▶ What to do: Reproduce the stretch from the start of the records through the line containing "overload box sensor (352, 441, 368, 463)", with both ends included.

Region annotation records
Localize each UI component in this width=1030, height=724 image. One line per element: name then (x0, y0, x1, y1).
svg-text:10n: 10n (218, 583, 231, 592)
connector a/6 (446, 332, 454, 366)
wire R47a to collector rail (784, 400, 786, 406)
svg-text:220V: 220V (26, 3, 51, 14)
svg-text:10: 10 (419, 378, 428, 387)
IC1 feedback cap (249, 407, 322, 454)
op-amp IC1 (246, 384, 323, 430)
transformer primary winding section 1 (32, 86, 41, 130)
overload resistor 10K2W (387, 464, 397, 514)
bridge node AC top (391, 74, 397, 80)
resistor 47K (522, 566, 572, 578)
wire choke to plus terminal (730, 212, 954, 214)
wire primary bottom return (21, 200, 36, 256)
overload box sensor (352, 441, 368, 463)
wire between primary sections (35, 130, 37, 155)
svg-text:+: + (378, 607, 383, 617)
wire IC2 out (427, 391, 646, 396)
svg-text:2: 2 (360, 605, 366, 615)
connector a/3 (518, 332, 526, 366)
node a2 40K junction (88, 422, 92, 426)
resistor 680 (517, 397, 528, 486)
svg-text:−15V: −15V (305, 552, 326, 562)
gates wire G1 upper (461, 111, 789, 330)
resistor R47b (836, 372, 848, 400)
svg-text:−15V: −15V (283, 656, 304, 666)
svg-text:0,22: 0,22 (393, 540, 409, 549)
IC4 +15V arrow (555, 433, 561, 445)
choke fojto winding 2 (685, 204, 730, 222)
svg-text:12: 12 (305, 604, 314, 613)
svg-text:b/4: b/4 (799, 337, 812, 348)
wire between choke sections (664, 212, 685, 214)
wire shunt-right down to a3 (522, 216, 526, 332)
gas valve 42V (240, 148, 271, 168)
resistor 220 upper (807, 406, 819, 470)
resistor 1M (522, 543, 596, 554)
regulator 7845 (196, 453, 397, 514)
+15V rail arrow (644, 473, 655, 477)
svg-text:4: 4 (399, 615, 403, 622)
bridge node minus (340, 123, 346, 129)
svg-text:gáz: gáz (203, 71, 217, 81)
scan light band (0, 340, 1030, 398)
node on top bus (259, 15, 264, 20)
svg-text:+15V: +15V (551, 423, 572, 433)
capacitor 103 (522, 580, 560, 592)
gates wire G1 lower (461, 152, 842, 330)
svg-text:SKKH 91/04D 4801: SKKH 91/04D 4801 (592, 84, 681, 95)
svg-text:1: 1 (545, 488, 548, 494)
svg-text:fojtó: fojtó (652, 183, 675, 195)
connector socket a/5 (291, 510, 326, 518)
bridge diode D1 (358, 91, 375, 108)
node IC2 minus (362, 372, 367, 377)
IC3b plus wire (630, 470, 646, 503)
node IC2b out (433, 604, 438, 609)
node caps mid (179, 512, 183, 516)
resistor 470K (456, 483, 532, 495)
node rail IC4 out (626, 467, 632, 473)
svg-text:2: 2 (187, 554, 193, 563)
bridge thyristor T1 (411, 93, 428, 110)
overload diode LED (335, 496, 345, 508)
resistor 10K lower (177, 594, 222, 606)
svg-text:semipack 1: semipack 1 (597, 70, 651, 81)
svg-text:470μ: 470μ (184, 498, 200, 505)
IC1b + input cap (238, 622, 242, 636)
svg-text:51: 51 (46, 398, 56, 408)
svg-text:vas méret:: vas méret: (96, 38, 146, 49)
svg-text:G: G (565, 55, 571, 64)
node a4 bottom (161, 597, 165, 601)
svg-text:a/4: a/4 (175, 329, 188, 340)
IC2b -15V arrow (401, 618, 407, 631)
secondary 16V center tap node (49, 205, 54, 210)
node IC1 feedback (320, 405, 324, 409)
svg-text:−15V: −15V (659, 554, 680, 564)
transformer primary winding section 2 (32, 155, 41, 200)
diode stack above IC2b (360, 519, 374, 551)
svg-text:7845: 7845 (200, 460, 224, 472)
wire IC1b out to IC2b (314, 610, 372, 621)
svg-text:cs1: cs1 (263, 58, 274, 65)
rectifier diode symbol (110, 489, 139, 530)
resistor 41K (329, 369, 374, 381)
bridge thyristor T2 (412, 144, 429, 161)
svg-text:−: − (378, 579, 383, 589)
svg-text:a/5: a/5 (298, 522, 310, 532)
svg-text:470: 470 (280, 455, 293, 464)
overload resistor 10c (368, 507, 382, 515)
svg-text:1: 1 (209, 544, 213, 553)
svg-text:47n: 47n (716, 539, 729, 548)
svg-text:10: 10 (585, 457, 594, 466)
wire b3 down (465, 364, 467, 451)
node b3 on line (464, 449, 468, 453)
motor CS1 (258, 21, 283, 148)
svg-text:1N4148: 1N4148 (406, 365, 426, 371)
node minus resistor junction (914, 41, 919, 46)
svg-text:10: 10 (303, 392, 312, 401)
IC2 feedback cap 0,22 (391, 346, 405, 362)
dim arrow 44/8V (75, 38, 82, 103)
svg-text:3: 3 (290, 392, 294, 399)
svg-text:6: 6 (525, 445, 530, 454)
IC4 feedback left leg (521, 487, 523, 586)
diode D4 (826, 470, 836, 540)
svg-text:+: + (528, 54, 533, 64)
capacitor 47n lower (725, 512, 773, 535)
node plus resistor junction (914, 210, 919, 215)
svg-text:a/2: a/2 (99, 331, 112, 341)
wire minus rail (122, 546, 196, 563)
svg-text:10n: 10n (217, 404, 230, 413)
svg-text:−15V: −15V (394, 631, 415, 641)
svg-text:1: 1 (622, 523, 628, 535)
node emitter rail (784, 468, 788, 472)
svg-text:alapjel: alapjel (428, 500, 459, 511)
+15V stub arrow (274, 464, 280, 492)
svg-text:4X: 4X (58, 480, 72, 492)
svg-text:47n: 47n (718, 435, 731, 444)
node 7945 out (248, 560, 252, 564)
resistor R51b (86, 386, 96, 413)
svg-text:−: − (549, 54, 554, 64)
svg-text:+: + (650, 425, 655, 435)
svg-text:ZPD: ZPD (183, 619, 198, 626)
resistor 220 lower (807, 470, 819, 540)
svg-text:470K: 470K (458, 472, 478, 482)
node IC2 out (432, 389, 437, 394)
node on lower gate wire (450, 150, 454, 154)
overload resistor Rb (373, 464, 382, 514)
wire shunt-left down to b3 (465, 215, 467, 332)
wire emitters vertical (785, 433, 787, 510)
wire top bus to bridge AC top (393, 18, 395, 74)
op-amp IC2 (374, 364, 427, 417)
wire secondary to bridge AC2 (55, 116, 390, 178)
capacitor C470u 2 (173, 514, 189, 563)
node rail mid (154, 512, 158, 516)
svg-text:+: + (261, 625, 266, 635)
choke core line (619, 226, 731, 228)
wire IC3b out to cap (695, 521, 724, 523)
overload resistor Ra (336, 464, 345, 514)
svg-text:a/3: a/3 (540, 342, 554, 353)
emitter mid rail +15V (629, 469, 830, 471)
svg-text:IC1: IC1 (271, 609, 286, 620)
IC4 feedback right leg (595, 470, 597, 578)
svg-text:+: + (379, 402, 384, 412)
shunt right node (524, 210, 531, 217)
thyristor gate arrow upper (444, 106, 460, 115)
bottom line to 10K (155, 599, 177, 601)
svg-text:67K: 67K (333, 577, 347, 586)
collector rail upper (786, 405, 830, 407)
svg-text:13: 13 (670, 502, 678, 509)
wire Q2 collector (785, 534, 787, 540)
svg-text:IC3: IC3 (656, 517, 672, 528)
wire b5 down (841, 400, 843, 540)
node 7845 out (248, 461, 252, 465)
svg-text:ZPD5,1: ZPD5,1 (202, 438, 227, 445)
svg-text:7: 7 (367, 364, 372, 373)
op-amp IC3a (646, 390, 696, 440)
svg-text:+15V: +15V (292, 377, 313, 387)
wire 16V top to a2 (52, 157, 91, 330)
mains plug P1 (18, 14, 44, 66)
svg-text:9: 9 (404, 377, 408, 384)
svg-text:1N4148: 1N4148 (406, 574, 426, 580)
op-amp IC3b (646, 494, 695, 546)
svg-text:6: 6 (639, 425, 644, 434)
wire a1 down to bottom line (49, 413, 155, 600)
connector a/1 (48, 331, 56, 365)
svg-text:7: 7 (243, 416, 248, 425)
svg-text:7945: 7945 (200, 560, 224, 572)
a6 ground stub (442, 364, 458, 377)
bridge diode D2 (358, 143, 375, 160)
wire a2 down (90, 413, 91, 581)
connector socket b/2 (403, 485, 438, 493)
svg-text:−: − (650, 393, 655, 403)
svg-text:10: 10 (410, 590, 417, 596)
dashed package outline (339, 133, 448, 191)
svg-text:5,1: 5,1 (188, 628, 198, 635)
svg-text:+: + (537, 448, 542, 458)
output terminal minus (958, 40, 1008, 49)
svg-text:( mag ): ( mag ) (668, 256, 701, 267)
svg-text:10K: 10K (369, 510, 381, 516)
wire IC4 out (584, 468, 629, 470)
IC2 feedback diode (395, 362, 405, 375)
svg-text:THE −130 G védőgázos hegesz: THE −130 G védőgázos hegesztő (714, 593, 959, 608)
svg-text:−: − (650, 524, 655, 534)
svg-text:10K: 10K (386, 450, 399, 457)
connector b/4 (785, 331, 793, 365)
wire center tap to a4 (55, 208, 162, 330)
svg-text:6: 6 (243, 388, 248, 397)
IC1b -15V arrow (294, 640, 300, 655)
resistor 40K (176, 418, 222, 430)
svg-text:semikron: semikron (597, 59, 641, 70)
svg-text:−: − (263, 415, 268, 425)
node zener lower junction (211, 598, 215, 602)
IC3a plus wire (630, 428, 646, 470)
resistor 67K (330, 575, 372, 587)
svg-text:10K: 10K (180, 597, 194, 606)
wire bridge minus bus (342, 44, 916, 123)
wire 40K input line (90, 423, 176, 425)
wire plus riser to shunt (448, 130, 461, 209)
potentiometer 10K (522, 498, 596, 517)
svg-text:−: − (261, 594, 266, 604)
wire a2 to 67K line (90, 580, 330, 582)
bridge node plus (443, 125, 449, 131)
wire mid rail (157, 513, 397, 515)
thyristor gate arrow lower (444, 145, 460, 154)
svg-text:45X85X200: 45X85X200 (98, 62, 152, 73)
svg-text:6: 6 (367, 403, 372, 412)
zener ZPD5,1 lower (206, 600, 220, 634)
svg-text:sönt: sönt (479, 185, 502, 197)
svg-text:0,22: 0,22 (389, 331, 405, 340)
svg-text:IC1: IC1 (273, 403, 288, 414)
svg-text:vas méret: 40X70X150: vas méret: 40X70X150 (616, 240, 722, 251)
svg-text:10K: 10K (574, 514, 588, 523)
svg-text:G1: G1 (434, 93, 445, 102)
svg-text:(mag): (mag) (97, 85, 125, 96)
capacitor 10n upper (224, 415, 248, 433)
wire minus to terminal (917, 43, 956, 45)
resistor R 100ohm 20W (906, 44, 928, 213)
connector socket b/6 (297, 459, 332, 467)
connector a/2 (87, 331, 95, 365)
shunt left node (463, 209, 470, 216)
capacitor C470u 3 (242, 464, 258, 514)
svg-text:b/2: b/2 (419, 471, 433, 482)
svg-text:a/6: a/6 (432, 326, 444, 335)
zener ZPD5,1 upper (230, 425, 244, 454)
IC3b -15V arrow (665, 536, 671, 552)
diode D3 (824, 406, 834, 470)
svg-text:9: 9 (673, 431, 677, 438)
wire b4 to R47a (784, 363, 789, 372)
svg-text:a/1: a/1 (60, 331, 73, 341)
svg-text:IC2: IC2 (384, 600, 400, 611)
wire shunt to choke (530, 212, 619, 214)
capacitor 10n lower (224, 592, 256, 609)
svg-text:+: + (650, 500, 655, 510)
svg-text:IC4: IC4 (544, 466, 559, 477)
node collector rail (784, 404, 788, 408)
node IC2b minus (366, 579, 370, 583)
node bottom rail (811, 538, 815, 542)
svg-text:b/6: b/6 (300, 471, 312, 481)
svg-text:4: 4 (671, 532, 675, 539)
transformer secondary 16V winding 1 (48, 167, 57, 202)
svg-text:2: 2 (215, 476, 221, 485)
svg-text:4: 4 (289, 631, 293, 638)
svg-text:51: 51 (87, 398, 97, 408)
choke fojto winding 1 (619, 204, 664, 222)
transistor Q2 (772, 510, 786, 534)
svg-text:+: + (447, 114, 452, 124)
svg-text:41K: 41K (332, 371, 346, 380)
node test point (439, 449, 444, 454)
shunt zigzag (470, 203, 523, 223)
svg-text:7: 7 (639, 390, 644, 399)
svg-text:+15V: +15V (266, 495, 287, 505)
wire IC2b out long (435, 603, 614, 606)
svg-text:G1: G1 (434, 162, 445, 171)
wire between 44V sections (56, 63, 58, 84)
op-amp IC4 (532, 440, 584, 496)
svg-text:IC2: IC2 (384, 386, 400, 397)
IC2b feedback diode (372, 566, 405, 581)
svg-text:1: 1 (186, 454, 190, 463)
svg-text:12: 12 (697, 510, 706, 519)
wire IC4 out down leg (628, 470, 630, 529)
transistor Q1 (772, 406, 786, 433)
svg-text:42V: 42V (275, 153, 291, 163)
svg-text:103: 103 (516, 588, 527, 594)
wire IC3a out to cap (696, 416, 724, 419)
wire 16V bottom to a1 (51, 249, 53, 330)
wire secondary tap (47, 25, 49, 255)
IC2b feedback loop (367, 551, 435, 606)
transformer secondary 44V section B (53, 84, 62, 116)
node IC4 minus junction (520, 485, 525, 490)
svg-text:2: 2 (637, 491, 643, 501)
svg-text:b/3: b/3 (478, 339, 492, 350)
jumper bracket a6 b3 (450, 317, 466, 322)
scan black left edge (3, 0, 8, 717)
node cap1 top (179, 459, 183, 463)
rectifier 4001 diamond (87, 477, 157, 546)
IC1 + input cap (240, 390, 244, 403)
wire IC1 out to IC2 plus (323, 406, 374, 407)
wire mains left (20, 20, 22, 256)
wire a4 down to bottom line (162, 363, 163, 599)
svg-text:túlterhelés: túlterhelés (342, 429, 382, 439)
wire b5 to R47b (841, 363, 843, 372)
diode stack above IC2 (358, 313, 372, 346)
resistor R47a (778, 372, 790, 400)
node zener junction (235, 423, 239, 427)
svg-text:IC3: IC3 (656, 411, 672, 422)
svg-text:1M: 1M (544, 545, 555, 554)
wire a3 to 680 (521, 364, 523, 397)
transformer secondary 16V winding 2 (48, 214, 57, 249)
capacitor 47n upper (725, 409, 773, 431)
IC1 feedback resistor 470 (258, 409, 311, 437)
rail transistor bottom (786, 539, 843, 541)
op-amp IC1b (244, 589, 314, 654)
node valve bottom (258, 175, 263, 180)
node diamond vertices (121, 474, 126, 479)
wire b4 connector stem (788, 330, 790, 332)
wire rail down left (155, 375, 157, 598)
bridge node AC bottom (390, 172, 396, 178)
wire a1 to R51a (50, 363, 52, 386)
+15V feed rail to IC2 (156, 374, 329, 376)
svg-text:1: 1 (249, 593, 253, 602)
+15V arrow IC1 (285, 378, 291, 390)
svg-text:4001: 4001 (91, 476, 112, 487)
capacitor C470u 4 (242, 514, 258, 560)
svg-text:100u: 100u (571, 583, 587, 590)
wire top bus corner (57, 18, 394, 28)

▶ Response for this exercise:
Localize each UI component in this width=1030, height=724 image. One line per element: name then (x0, y0, x1, y1).
svg-text:10n: 10n (218, 583, 231, 592)
connector a/6 (446, 332, 454, 366)
wire R47a to collector rail (784, 400, 786, 406)
svg-text:220V: 220V (26, 3, 51, 14)
svg-text:10: 10 (419, 378, 428, 387)
IC1 feedback cap (249, 407, 322, 454)
op-amp IC1 (246, 384, 323, 430)
transformer primary winding section 1 (32, 86, 41, 130)
overload resistor 10K2W (387, 464, 397, 514)
bridge node AC top (391, 74, 397, 80)
resistor 47K (522, 566, 572, 578)
wire choke to plus terminal (730, 212, 954, 214)
wire primary bottom return (21, 200, 36, 256)
overload box sensor (352, 441, 368, 463)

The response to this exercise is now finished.